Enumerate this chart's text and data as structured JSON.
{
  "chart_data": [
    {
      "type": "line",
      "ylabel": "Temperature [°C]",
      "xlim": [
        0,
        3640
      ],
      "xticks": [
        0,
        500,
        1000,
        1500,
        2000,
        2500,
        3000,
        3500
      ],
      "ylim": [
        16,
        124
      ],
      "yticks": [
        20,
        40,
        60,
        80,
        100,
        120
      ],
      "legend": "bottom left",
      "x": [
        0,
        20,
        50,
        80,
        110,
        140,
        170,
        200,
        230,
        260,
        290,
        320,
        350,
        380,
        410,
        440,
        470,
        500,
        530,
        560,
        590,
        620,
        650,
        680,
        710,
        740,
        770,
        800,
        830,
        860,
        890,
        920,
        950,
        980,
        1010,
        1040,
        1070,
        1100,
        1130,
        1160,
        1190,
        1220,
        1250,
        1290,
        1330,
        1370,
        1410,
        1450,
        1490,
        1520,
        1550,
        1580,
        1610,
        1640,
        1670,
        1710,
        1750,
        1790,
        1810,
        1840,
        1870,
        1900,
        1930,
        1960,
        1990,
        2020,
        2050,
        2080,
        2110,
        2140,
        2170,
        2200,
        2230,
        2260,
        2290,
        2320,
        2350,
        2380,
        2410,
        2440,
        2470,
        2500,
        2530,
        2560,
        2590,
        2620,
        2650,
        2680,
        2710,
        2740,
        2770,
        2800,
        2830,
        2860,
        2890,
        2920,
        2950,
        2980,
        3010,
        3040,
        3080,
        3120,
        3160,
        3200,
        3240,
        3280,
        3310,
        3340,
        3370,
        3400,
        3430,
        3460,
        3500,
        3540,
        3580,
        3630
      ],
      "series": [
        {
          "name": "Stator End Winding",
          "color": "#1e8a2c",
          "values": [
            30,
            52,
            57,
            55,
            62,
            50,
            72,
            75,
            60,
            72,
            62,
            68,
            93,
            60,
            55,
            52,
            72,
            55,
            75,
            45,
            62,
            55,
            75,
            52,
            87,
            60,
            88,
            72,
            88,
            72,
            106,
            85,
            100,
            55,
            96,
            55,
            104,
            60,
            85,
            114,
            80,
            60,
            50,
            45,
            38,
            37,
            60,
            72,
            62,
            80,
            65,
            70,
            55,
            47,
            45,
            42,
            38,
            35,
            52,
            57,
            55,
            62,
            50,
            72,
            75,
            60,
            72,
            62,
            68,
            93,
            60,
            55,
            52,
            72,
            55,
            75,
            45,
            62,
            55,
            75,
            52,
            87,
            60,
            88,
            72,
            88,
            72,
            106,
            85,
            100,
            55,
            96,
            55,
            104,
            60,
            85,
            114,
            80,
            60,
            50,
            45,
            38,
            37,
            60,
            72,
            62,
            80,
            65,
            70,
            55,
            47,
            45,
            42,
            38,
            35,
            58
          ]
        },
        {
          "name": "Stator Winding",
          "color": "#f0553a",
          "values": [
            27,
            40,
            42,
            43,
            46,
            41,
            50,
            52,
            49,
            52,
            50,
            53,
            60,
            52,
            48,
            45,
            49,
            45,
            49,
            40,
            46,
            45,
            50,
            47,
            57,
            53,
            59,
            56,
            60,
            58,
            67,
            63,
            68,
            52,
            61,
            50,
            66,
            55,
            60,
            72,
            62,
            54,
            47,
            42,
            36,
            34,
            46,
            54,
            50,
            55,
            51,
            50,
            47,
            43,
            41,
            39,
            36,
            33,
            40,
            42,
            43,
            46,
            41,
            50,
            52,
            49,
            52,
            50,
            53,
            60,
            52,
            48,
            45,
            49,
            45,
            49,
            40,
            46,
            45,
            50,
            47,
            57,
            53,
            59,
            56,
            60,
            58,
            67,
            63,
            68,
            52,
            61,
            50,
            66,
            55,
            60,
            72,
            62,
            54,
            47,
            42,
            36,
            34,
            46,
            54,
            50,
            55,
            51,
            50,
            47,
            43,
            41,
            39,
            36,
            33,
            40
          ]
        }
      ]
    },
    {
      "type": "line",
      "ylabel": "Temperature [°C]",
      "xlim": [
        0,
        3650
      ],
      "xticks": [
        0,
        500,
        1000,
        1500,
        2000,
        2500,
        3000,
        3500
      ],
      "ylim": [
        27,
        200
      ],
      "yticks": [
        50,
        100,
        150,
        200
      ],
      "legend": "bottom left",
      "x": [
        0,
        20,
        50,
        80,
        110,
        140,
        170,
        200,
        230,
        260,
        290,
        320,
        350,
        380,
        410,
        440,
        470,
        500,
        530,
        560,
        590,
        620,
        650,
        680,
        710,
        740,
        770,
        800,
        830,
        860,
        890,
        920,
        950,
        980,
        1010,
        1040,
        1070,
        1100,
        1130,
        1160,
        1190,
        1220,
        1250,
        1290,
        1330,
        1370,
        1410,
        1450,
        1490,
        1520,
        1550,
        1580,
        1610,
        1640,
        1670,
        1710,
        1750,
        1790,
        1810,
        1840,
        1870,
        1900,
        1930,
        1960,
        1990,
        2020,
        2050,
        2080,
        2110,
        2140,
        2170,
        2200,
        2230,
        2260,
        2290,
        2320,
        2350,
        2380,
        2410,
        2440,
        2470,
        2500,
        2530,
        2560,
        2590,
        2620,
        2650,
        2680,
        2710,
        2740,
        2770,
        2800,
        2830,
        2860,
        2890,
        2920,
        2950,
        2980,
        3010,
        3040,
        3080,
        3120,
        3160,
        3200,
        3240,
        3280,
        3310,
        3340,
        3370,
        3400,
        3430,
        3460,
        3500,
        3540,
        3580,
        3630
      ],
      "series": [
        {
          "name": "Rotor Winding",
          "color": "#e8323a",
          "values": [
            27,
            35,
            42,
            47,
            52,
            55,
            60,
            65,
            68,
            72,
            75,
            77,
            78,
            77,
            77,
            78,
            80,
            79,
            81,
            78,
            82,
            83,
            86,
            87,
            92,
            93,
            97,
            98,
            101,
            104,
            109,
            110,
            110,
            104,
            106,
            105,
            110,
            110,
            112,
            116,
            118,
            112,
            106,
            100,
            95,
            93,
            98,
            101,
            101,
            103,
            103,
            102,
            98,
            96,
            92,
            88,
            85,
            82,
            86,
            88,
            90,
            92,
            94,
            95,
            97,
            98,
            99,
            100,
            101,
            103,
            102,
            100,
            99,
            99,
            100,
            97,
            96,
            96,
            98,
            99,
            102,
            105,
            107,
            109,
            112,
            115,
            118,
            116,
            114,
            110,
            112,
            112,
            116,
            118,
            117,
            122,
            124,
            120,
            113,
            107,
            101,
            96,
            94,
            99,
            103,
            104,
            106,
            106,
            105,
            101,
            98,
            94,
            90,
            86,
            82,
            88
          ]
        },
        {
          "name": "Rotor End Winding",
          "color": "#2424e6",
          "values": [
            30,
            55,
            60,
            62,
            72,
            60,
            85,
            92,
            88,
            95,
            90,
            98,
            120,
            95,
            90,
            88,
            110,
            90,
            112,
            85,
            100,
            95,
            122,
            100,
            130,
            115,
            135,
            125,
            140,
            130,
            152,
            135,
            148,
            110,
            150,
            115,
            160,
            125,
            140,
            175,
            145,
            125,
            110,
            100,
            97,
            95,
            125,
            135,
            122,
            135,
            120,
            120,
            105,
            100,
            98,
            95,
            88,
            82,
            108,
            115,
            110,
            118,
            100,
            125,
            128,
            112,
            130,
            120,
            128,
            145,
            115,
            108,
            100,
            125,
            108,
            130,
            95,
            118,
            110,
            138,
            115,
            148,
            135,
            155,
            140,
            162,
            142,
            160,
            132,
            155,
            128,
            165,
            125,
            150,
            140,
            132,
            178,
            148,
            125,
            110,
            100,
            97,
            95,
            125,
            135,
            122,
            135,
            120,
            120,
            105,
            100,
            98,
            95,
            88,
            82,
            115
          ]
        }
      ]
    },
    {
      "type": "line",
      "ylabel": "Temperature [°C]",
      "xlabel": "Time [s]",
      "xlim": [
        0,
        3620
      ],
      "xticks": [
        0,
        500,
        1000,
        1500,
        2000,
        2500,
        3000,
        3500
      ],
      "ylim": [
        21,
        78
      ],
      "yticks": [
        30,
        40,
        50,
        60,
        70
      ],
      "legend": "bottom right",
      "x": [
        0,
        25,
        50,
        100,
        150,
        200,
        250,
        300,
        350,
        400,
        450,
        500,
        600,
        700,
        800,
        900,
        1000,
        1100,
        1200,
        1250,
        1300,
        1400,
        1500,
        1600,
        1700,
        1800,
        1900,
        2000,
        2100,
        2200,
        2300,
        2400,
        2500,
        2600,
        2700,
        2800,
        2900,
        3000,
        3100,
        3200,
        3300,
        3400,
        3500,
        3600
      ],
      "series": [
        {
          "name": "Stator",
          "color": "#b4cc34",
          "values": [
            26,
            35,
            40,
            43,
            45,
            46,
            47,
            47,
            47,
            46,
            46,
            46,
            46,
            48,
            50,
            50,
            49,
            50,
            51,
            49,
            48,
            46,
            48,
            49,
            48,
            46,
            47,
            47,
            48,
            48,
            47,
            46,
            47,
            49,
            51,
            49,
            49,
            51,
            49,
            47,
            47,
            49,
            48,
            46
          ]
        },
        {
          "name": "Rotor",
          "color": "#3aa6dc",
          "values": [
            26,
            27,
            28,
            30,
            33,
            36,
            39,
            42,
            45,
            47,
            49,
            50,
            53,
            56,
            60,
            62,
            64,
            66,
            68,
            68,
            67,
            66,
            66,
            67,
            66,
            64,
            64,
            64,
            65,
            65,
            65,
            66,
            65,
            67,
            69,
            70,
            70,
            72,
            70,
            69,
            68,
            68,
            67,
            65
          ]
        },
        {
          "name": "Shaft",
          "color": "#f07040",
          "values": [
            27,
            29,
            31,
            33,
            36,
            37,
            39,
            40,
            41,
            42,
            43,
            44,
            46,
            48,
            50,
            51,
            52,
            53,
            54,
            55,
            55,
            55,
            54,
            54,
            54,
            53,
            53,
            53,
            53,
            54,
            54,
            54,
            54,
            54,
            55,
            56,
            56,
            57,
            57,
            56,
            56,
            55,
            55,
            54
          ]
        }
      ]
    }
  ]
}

__________

--- PROBLEM DETAILS ---
Write down every line of the data above that includes the string "Winding".

--- RESULT BELOW ---
          "name": "Stator End Winding",
          "name": "Stator Winding",
          "name": "Rotor Winding",
          "name": "Rotor End Winding",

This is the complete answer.